** TEXT UNDER STUDY **

Dr. Auerbach completed her undergraduate work in education and psychology at Queens College (1960), and also attended the University of Maryland between 1961 and 1962 for courses in child study, guidance and counseling. She received her MA in special education at George Washington University (1965), and for doctoral work conducted the first cross-cultural study of parents whose children were enrolled in child care as to their expectations and needs. Her study was published by the Far West Laboratory for Educational Research and Development. She conducted her study with the help of interpreters so that parents could more easily speak in their own language including Cantonese, Spanish and Tagalog. Dr. Auerbach was awarded a Ph.D. in child development from Union Institute (1973).

==Early background==

Her early professional background included teaching in New York City, Maryland and the District of Columbia as a teacher in both suburban and inner city schools, and special needs. She worked at the American Personnel and Guidance Association in Washington, D.C., (now the American Counseling Association) and created the first Film Festival for Counselors, the NVGA National Vocational Guidance Association Guide to Occupational Literature, several reports, and writing the first booklet on Opportunities in the Peace Corps.

While enrolled at George Washington University, she was involved in a national survey of legislation providing for Special Education in each state for the Council for Exceptional Children. She prepared a report on Physical Education for the Kennedy Foundation that led to the formation of the Special Olympics. She was also Resource Specialist for a five-state center for teachers of special needs children based at George Washington University. In that position she identified products that provide support to special needs children, parents and teachers.

In the late 1960s, she became a staff member of the U.S. Department of Education and later the Office of Economic Opportunity. At this office, she evaluated Title I programs, created The What Works Series of promising practices, and was responsible for approving the first grant to Sesame Street. She worked for Dr. James Edward Allen, Assistant Secretary for Education.

** RECORDED INFORMATION **
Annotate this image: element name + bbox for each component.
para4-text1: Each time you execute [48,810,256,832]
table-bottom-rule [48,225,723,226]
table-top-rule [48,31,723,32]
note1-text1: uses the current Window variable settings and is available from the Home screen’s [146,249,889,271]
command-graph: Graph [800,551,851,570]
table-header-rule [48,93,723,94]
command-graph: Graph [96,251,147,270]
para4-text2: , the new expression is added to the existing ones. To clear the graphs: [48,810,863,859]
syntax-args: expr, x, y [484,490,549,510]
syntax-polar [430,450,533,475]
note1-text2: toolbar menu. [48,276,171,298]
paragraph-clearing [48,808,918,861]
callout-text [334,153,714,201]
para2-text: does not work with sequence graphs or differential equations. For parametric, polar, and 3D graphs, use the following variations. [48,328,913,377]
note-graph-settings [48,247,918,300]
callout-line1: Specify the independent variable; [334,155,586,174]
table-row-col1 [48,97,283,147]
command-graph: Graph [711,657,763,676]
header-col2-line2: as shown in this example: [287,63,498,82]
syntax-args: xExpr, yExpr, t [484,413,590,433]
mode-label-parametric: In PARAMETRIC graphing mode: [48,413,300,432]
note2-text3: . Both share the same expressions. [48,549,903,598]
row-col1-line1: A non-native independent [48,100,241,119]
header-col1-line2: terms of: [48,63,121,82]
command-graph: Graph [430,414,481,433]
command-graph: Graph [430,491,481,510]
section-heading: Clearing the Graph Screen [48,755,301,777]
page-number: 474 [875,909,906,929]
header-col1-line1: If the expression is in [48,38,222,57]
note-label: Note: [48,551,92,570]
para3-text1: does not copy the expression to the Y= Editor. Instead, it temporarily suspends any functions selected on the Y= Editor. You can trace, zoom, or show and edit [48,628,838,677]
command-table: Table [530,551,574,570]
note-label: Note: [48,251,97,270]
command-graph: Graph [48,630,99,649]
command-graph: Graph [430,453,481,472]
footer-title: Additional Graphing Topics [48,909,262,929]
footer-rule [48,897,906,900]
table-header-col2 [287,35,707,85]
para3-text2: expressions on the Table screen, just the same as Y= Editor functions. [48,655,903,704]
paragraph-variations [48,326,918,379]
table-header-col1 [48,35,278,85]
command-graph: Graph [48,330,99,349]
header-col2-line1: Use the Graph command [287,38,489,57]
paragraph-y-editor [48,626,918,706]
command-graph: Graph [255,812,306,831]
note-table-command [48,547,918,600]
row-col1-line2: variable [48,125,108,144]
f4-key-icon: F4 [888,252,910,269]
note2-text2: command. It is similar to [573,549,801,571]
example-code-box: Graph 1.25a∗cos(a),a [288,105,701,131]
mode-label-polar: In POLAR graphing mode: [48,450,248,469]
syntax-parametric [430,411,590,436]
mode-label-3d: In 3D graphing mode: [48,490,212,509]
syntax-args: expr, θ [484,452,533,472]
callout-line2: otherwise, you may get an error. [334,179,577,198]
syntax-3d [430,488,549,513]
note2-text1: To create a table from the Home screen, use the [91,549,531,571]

** WHAT THIS TASK INVOLVES **
In the text about Dr. Auerbach, what report did she prepare that led to the formation of the Special Olympics?

** TASK RESULT **
A report on Physical Education for the Kennedy Foundation.